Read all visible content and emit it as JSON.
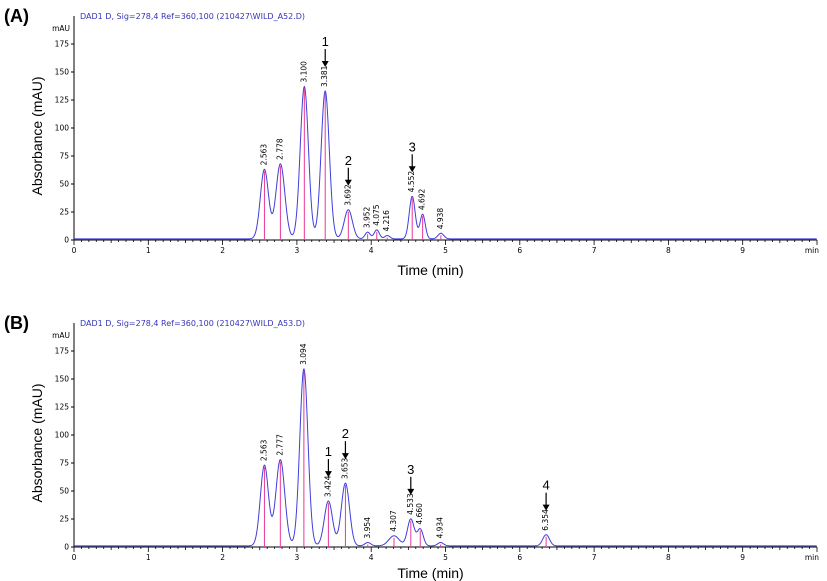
{
  "chart_data": [
    {
      "type": "line",
      "panel_label": "(A)",
      "signal": "DAD1 D, Sig=278,4 Ref=360,100 (210427\\WILD_A52.D)",
      "unit_label": "mAU",
      "time_unit": "min",
      "xlabel": "Time (min)",
      "ylabel": "Absorbance (mAU)",
      "xlim": [
        0,
        10
      ],
      "ylim": [
        0,
        200
      ],
      "x_ticks": [
        0,
        1,
        2,
        3,
        4,
        5,
        6,
        7,
        8,
        9
      ],
      "y_ticks": [
        0,
        25,
        50,
        75,
        100,
        125,
        150,
        175
      ],
      "peaks": [
        {
          "rt": "2.563",
          "x": 2.563,
          "height": 62,
          "width": 0.055
        },
        {
          "rt": "2.778",
          "x": 2.778,
          "height": 67,
          "width": 0.06
        },
        {
          "rt": "3.100",
          "x": 3.1,
          "height": 136,
          "width": 0.055
        },
        {
          "rt": "3.381",
          "x": 3.381,
          "height": 132,
          "width": 0.055
        },
        {
          "rt": "3.692",
          "x": 3.692,
          "height": 26,
          "width": 0.055
        },
        {
          "rt": "3.952",
          "x": 3.952,
          "height": 6,
          "width": 0.035
        },
        {
          "rt": "4.075",
          "x": 4.075,
          "height": 8,
          "width": 0.035
        },
        {
          "rt": "4.216",
          "x": 4.216,
          "height": 3,
          "width": 0.035
        },
        {
          "rt": "4.552",
          "x": 4.552,
          "height": 38,
          "width": 0.04
        },
        {
          "rt": "4.692",
          "x": 4.692,
          "height": 22,
          "width": 0.035
        },
        {
          "rt": "4.938",
          "x": 4.938,
          "height": 5,
          "width": 0.04
        }
      ],
      "arrows": [
        {
          "label": "1",
          "x": 3.381
        },
        {
          "label": "2",
          "x": 3.692
        },
        {
          "label": "3",
          "x": 4.552
        }
      ]
    },
    {
      "type": "line",
      "panel_label": "(B)",
      "signal": "DAD1 D, Sig=278,4 Ref=360,100 (210427\\WILD_A53.D)",
      "unit_label": "mAU",
      "time_unit": "min",
      "xlabel": "Time (min)",
      "ylabel": "Absorbance (mAU)",
      "xlim": [
        0,
        10
      ],
      "ylim": [
        0,
        200
      ],
      "x_ticks": [
        0,
        1,
        2,
        3,
        4,
        5,
        6,
        7,
        8,
        9
      ],
      "y_ticks": [
        0,
        25,
        50,
        75,
        100,
        125,
        150,
        175
      ],
      "peaks": [
        {
          "rt": "2.563",
          "x": 2.563,
          "height": 72,
          "width": 0.055
        },
        {
          "rt": "2.777",
          "x": 2.777,
          "height": 77,
          "width": 0.06
        },
        {
          "rt": "3.094",
          "x": 3.094,
          "height": 158,
          "width": 0.055
        },
        {
          "rt": "3.424",
          "x": 3.424,
          "height": 40,
          "width": 0.055
        },
        {
          "rt": "3.653",
          "x": 3.653,
          "height": 56,
          "width": 0.055
        },
        {
          "rt": "3.954",
          "x": 3.954,
          "height": 3,
          "width": 0.04
        },
        {
          "rt": "4.307",
          "x": 4.307,
          "height": 9,
          "width": 0.07
        },
        {
          "rt": "4.533",
          "x": 4.533,
          "height": 24,
          "width": 0.045
        },
        {
          "rt": "4.660",
          "x": 4.66,
          "height": 15,
          "width": 0.04
        },
        {
          "rt": "4.934",
          "x": 4.934,
          "height": 3,
          "width": 0.04
        },
        {
          "rt": "6.354",
          "x": 6.354,
          "height": 10,
          "width": 0.045
        }
      ],
      "arrows": [
        {
          "label": "1",
          "x": 3.424
        },
        {
          "label": "2",
          "x": 3.653
        },
        {
          "label": "3",
          "x": 4.533
        },
        {
          "label": "4",
          "x": 6.354
        }
      ]
    }
  ],
  "colors": {
    "trace": "#3e3edc",
    "peak_marker": "#e8389a",
    "axis": "#000000",
    "signal_text": "#3535b8"
  }
}
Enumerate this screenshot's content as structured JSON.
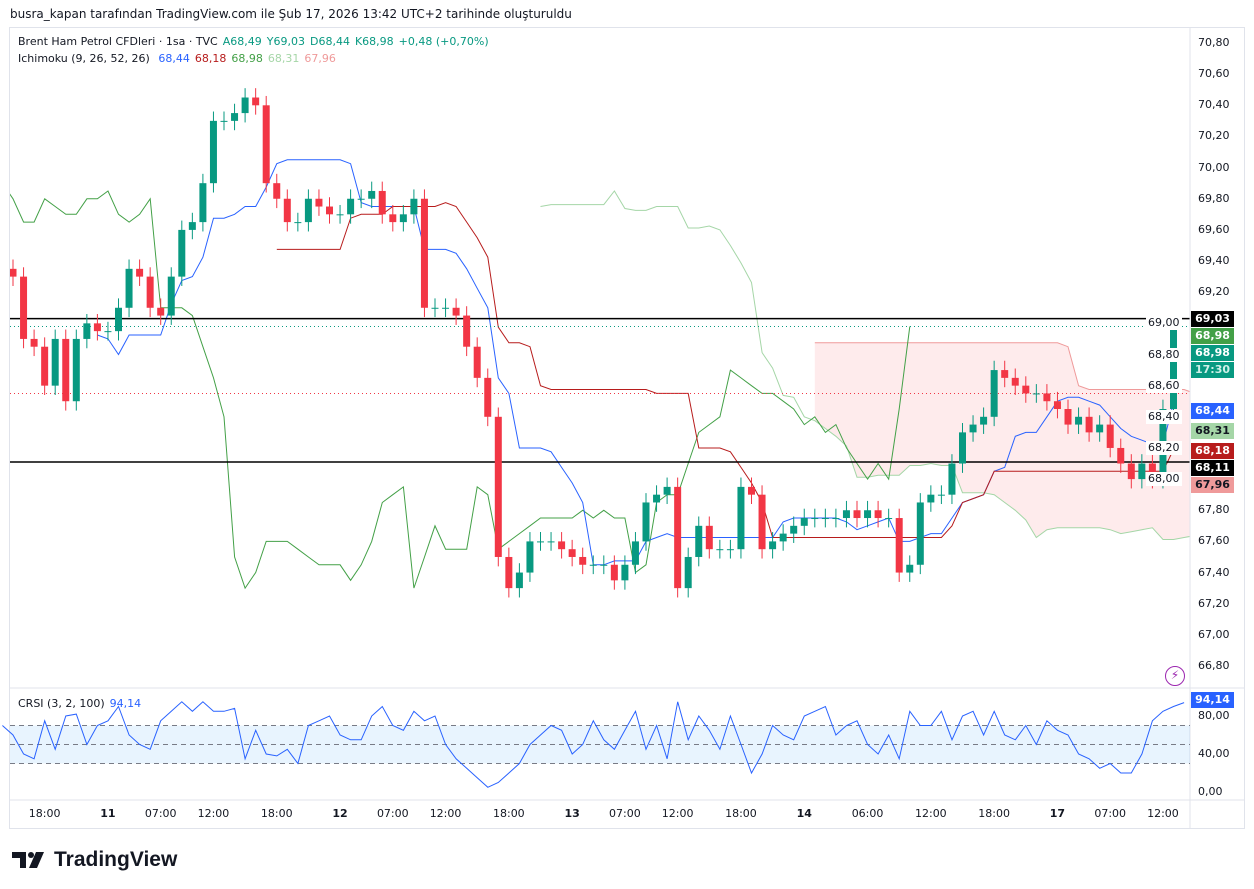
{
  "caption": "busra_kapan tarafından TradingView.com ile Şub 17, 2026 13:42 UTC+2 tarihinde oluşturuldu",
  "legend": {
    "symbol": "Brent Ham Petrol CFDleri · 1sa · TVC",
    "open": "A68,49",
    "high": "Y69,03",
    "low": "D68,44",
    "close": "K68,98",
    "change": "+0,48 (+0,70%)",
    "ichimoku_label": "Ichimoku (9, 26, 52, 26)",
    "ichimoku_values": [
      {
        "v": "68,44",
        "c": "#2962ff"
      },
      {
        "v": "68,18",
        "c": "#b71c1c"
      },
      {
        "v": "68,98",
        "c": "#43a047"
      },
      {
        "v": "68,31",
        "c": "#a5d6a7"
      },
      {
        "v": "67,96",
        "c": "#ef9a9a"
      }
    ],
    "crsi_label": "CRSI (3, 2, 100)",
    "crsi_value": "94,14"
  },
  "colors": {
    "up": "#089981",
    "down": "#f23645",
    "tenkan": "#2962ff",
    "kijun": "#b71c1c",
    "lagging": "#43a047",
    "spanA": "#a5d6a7",
    "spanB": "#ef9a9a",
    "crsi": "#2962ff"
  },
  "chart_data": {
    "type": "candlestick",
    "price_range": [
      66.8,
      70.8
    ],
    "ichimoku_params": [
      9,
      26,
      52,
      26
    ],
    "closes": [
      69.3,
      68.9,
      68.85,
      68.6,
      68.9,
      68.5,
      68.9,
      69.0,
      68.95,
      68.95,
      69.1,
      69.35,
      69.3,
      69.1,
      69.05,
      69.3,
      69.6,
      69.65,
      69.9,
      70.3,
      70.3,
      70.35,
      70.45,
      70.4,
      69.9,
      69.8,
      69.65,
      69.65,
      69.8,
      69.75,
      69.7,
      69.7,
      69.8,
      69.8,
      69.85,
      69.7,
      69.65,
      69.7,
      69.8,
      69.1,
      69.1,
      69.1,
      69.05,
      68.85,
      68.65,
      68.4,
      67.5,
      67.3,
      67.4,
      67.6,
      67.6,
      67.6,
      67.55,
      67.5,
      67.45,
      67.45,
      67.45,
      67.35,
      67.45,
      67.6,
      67.85,
      67.9,
      67.95,
      67.3,
      67.5,
      67.7,
      67.55,
      67.55,
      67.55,
      67.95,
      67.9,
      67.55,
      67.6,
      67.65,
      67.7,
      67.75,
      67.75,
      67.75,
      67.75,
      67.8,
      67.75,
      67.8,
      67.75,
      67.75,
      67.4,
      67.45,
      67.85,
      67.9,
      67.9,
      68.1,
      68.3,
      68.35,
      68.4,
      68.7,
      68.65,
      68.6,
      68.55,
      68.55,
      68.5,
      68.45,
      68.35,
      68.4,
      68.3,
      68.35,
      68.2,
      68.1,
      68.0,
      68.1,
      68.0,
      68.45,
      68.98
    ],
    "price_ticks": [
      "70,80",
      "70,60",
      "70,40",
      "70,20",
      "70,00",
      "69,80",
      "69,60",
      "69,40",
      "69,20",
      "69,00",
      "68,80",
      "68,60",
      "68,40",
      "68,20",
      "68,00",
      "67,80",
      "67,60",
      "67,40",
      "67,20",
      "67,00",
      "66,80"
    ],
    "hlines": [
      69.03,
      68.11
    ],
    "crsi": [
      70,
      60,
      40,
      35,
      75,
      45,
      80,
      82,
      50,
      70,
      75,
      90,
      60,
      50,
      45,
      75,
      85,
      95,
      85,
      95,
      85,
      85,
      88,
      35,
      65,
      40,
      38,
      45,
      30,
      70,
      75,
      80,
      60,
      55,
      55,
      80,
      90,
      70,
      65,
      85,
      75,
      80,
      50,
      35,
      25,
      15,
      5,
      10,
      20,
      30,
      50,
      60,
      70,
      65,
      40,
      50,
      75,
      55,
      45,
      65,
      85,
      45,
      70,
      35,
      95,
      55,
      80,
      65,
      45,
      80,
      50,
      20,
      40,
      70,
      60,
      55,
      80,
      85,
      90,
      60,
      70,
      75,
      50,
      40,
      60,
      35,
      85,
      70,
      70,
      85,
      55,
      80,
      85,
      60,
      85,
      60,
      55,
      70,
      50,
      75,
      65,
      60,
      40,
      35,
      25,
      30,
      20,
      20,
      40,
      75,
      85,
      90,
      94.14
    ],
    "crsi_ticks": [
      "80,00",
      "40,00",
      "0,00"
    ],
    "crsi_bands": [
      30,
      50,
      70
    ],
    "time_ticks": [
      {
        "i": 3,
        "t": "18:00"
      },
      {
        "i": 9,
        "t": "11",
        "bold": true
      },
      {
        "i": 14,
        "t": "07:00"
      },
      {
        "i": 19,
        "t": "12:00"
      },
      {
        "i": 25,
        "t": "18:00"
      },
      {
        "i": 31,
        "t": "12",
        "bold": true
      },
      {
        "i": 36,
        "t": "07:00"
      },
      {
        "i": 41,
        "t": "12:00"
      },
      {
        "i": 47,
        "t": "18:00"
      },
      {
        "i": 53,
        "t": "13",
        "bold": true
      },
      {
        "i": 58,
        "t": "07:00"
      },
      {
        "i": 63,
        "t": "12:00"
      },
      {
        "i": 69,
        "t": "18:00"
      },
      {
        "i": 75,
        "t": "14",
        "bold": true
      },
      {
        "i": 81,
        "t": "06:00"
      },
      {
        "i": 87,
        "t": "12:00"
      },
      {
        "i": 93,
        "t": "18:00"
      },
      {
        "i": 99,
        "t": "17",
        "bold": true
      },
      {
        "i": 104,
        "t": "07:00"
      },
      {
        "i": 109,
        "t": "12:00"
      }
    ]
  },
  "badges": [
    {
      "p": 69.03,
      "t": "69,03",
      "bg": "#000000",
      "fg": "#ffffff"
    },
    {
      "p": 68.98,
      "t": "68,98",
      "bg": "#43a047",
      "fg": "#ffffff"
    },
    {
      "p": 68.9,
      "t": "68,98",
      "bg": "#089981",
      "fg": "#ffffff"
    },
    {
      "p": 68.81,
      "t": "17:30",
      "bg": "#089981",
      "fg": "#d0f0e8"
    },
    {
      "p": 68.44,
      "t": "68,44",
      "bg": "#2962ff",
      "fg": "#ffffff"
    },
    {
      "p": 68.31,
      "t": "68,31",
      "bg": "#a5d6a7",
      "fg": "#131722"
    },
    {
      "p": 68.18,
      "t": "68,18",
      "bg": "#b71c1c",
      "fg": "#ffffff"
    },
    {
      "p": 68.11,
      "t": "68,11",
      "bg": "#000000",
      "fg": "#ffffff"
    },
    {
      "p": 67.96,
      "t": "67,96",
      "bg": "#ef9a9a",
      "fg": "#131722"
    }
  ],
  "brand": "TradingView"
}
○ ○ ○ ○
Working from the entries above, return all lines that contain "JSON".

**WORKED SOLUTION:**
Read all visible content and emit it as JSON.
Enumerate this screenshot's content as structured JSON.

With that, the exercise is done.